WORK TO COMPLETE: Return every line of the records below verbatim, with no pictures in the copy.

DATA EXTRACT:
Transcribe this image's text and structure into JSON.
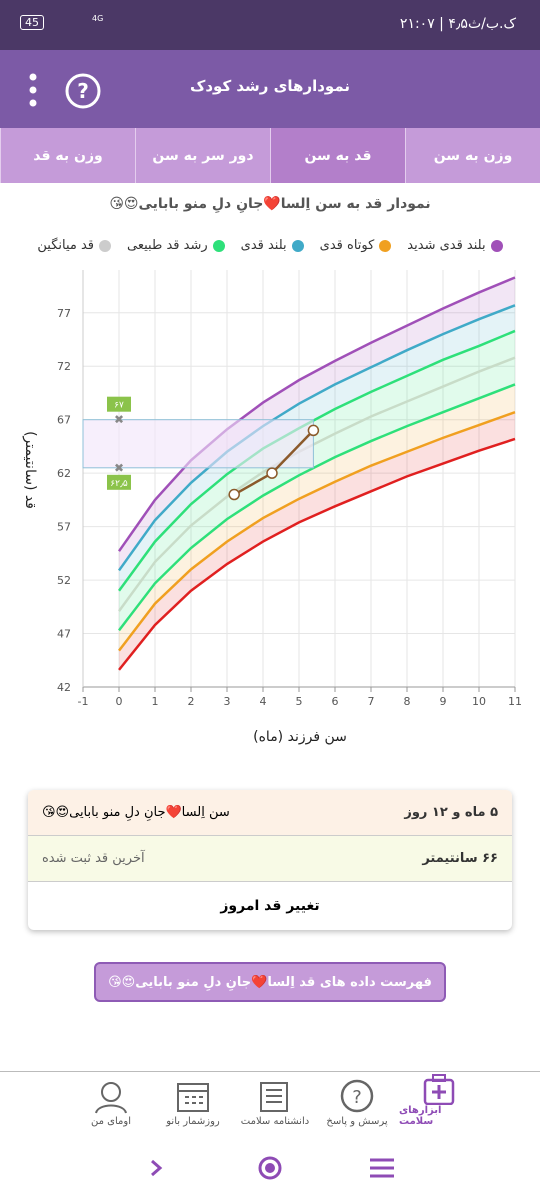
{
  "status_bar": {
    "time": "۲۱:۰۷ | ۴٫۵ک.ب/ث",
    "battery": "45",
    "network": "4G"
  },
  "header": {
    "title": "نمودارهای رشد کودک"
  },
  "tabs": [
    "وزن به سن",
    "قد به سن",
    "دور سر به سن",
    "وزن به قد"
  ],
  "selected_tab": 1,
  "chart_data": {
    "type": "line",
    "title": "نمودار قد به سن اِلسا❤️جانِ دلِ منو بابایی😍😘",
    "legend": [
      {
        "label": "بلند قدی شدید",
        "color": "#a050b8"
      },
      {
        "label": "کوتاه قدی",
        "color": "#f0a020"
      },
      {
        "label": "بلند قدی",
        "color": "#40aac8"
      },
      {
        "label": "رشد قد طبیعی",
        "color": "#2ee07a"
      },
      {
        "label": "قد میانگین",
        "color": "#cccccc"
      }
    ],
    "x_label": "سن فرزند (ماه)",
    "y_label": "قد (سانتیمتر)",
    "x": [
      0,
      1,
      2,
      3,
      4,
      5,
      6,
      7,
      8,
      9,
      10,
      11
    ],
    "series": [
      {
        "color": "#e02020",
        "values": [
          43.6,
          47.8,
          51.0,
          53.5,
          55.6,
          57.4,
          58.9,
          60.3,
          61.7,
          62.9,
          64.1,
          65.2
        ]
      },
      {
        "color": "#f0a020",
        "values": [
          45.4,
          49.8,
          53.0,
          55.6,
          57.8,
          59.6,
          61.2,
          62.7,
          64.0,
          65.3,
          66.5,
          67.7
        ]
      },
      {
        "color": "#2ee07a",
        "values": [
          47.3,
          51.7,
          55.0,
          57.7,
          59.9,
          61.8,
          63.5,
          65.0,
          66.4,
          67.7,
          69.0,
          70.3
        ]
      },
      {
        "color": "#c8dcc8",
        "values": [
          49.1,
          53.7,
          57.1,
          59.8,
          62.1,
          64.0,
          65.7,
          67.3,
          68.7,
          70.1,
          71.5,
          72.8
        ]
      },
      {
        "color": "#2ee07a",
        "values": [
          51.0,
          55.6,
          59.1,
          61.9,
          64.3,
          66.2,
          68.0,
          69.6,
          71.1,
          72.6,
          73.9,
          75.3
        ]
      },
      {
        "color": "#40aac8",
        "values": [
          52.9,
          57.6,
          61.1,
          64.0,
          66.4,
          68.5,
          70.3,
          71.9,
          73.5,
          75.0,
          76.4,
          77.7
        ]
      },
      {
        "color": "#a050b8",
        "values": [
          54.7,
          59.5,
          63.2,
          66.1,
          68.6,
          70.7,
          72.5,
          74.2,
          75.8,
          77.4,
          78.9,
          80.3
        ]
      }
    ],
    "child": {
      "color": "#8b5a2b",
      "x": [
        3.2,
        4.25,
        5.4
      ],
      "values": [
        60,
        62,
        66
      ]
    },
    "annotations": [
      {
        "value": 67,
        "label": "۶۷"
      },
      {
        "value": 62.5,
        "label": "۶۲٫۵"
      }
    ],
    "xlim": [
      -1,
      11
    ],
    "xticks": [
      -1,
      0,
      1,
      2,
      3,
      4,
      5,
      6,
      7,
      8,
      9,
      10,
      11
    ],
    "ylim": [
      42,
      81
    ],
    "yticks": [
      42,
      47,
      52,
      57,
      62,
      67,
      72,
      77
    ],
    "grid": true
  },
  "summary": {
    "rows": [
      [
        "سن اِلسا❤️جانِ دلِ منو بابایی😍😘",
        "۵ ماه و ۱۲ روز"
      ],
      [
        "آخرین قد ثبت شده",
        "۶۶ سانتیمتر"
      ]
    ],
    "button": "تغییر قد امروز"
  },
  "list_button": "فهرست داده های قد اِلسا❤️جانِ دلِ منو بابایی😍😘",
  "bottom_nav": [
    "ابزارهای سلامت",
    "پرسش و پاسخ",
    "دانشنامه سلامت",
    "روزشمار بانو",
    "اومای من"
  ]
}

TASK RESULT:
Transcribe this image's text and structure into JSON.
{
  "status_bar": {
    "time": "۲۱:۰۷ | ۴٫۵ک.ب/ث",
    "battery": "45",
    "network": "4G"
  },
  "header": {
    "title": "نمودارهای رشد کودک"
  },
  "tabs": [
    "وزن به سن",
    "قد به سن",
    "دور سر به سن",
    "وزن به قد"
  ],
  "selected_tab": 1,
  "chart_data": {
    "type": "line",
    "title": "نمودار قد به سن اِلسا❤️جانِ دلِ منو بابایی😍😘",
    "legend": [
      {
        "label": "بلند قدی شدید",
        "color": "#a050b8"
      },
      {
        "label": "کوتاه قدی",
        "color": "#f0a020"
      },
      {
        "label": "بلند قدی",
        "color": "#40aac8"
      },
      {
        "label": "رشد قد طبیعی",
        "color": "#2ee07a"
      },
      {
        "label": "قد میانگین",
        "color": "#cccccc"
      }
    ],
    "x_label": "سن فرزند (ماه)",
    "y_label": "قد (سانتیمتر)",
    "x": [
      0,
      1,
      2,
      3,
      4,
      5,
      6,
      7,
      8,
      9,
      10,
      11
    ],
    "series": [
      {
        "color": "#e02020",
        "values": [
          43.6,
          47.8,
          51.0,
          53.5,
          55.6,
          57.4,
          58.9,
          60.3,
          61.7,
          62.9,
          64.1,
          65.2
        ]
      },
      {
        "color": "#f0a020",
        "values": [
          45.4,
          49.8,
          53.0,
          55.6,
          57.8,
          59.6,
          61.2,
          62.7,
          64.0,
          65.3,
          66.5,
          67.7
        ]
      },
      {
        "color": "#2ee07a",
        "values": [
          47.3,
          51.7,
          55.0,
          57.7,
          59.9,
          61.8,
          63.5,
          65.0,
          66.4,
          67.7,
          69.0,
          70.3
        ]
      },
      {
        "color": "#c8dcc8",
        "values": [
          49.1,
          53.7,
          57.1,
          59.8,
          62.1,
          64.0,
          65.7,
          67.3,
          68.7,
          70.1,
          71.5,
          72.8
        ]
      },
      {
        "color": "#2ee07a",
        "values": [
          51.0,
          55.6,
          59.1,
          61.9,
          64.3,
          66.2,
          68.0,
          69.6,
          71.1,
          72.6,
          73.9,
          75.3
        ]
      },
      {
        "color": "#40aac8",
        "values": [
          52.9,
          57.6,
          61.1,
          64.0,
          66.4,
          68.5,
          70.3,
          71.9,
          73.5,
          75.0,
          76.4,
          77.7
        ]
      },
      {
        "color": "#a050b8",
        "values": [
          54.7,
          59.5,
          63.2,
          66.1,
          68.6,
          70.7,
          72.5,
          74.2,
          75.8,
          77.4,
          78.9,
          80.3
        ]
      }
    ],
    "child": {
      "color": "#8b5a2b",
      "x": [
        3.2,
        4.25,
        5.4
      ],
      "values": [
        60,
        62,
        66
      ]
    },
    "annotations": [
      {
        "value": 67,
        "label": "۶۷"
      },
      {
        "value": 62.5,
        "label": "۶۲٫۵"
      }
    ],
    "xlim": [
      -1,
      11
    ],
    "xticks": [
      -1,
      0,
      1,
      2,
      3,
      4,
      5,
      6,
      7,
      8,
      9,
      10,
      11
    ],
    "ylim": [
      42,
      81
    ],
    "yticks": [
      42,
      47,
      52,
      57,
      62,
      67,
      72,
      77
    ],
    "grid": true
  },
  "summary": {
    "rows": [
      [
        "سن اِلسا❤️جانِ دلِ منو بابایی😍😘",
        "۵ ماه و ۱۲ روز"
      ],
      [
        "آخرین قد ثبت شده",
        "۶۶ سانتیمتر"
      ]
    ],
    "button": "تغییر قد امروز"
  },
  "list_button": "فهرست داده های قد اِلسا❤️جانِ دلِ منو بابایی😍😘",
  "bottom_nav": [
    "ابزارهای سلامت",
    "پرسش و پاسخ",
    "دانشنامه سلامت",
    "روزشمار بانو",
    "اومای من"
  ]
}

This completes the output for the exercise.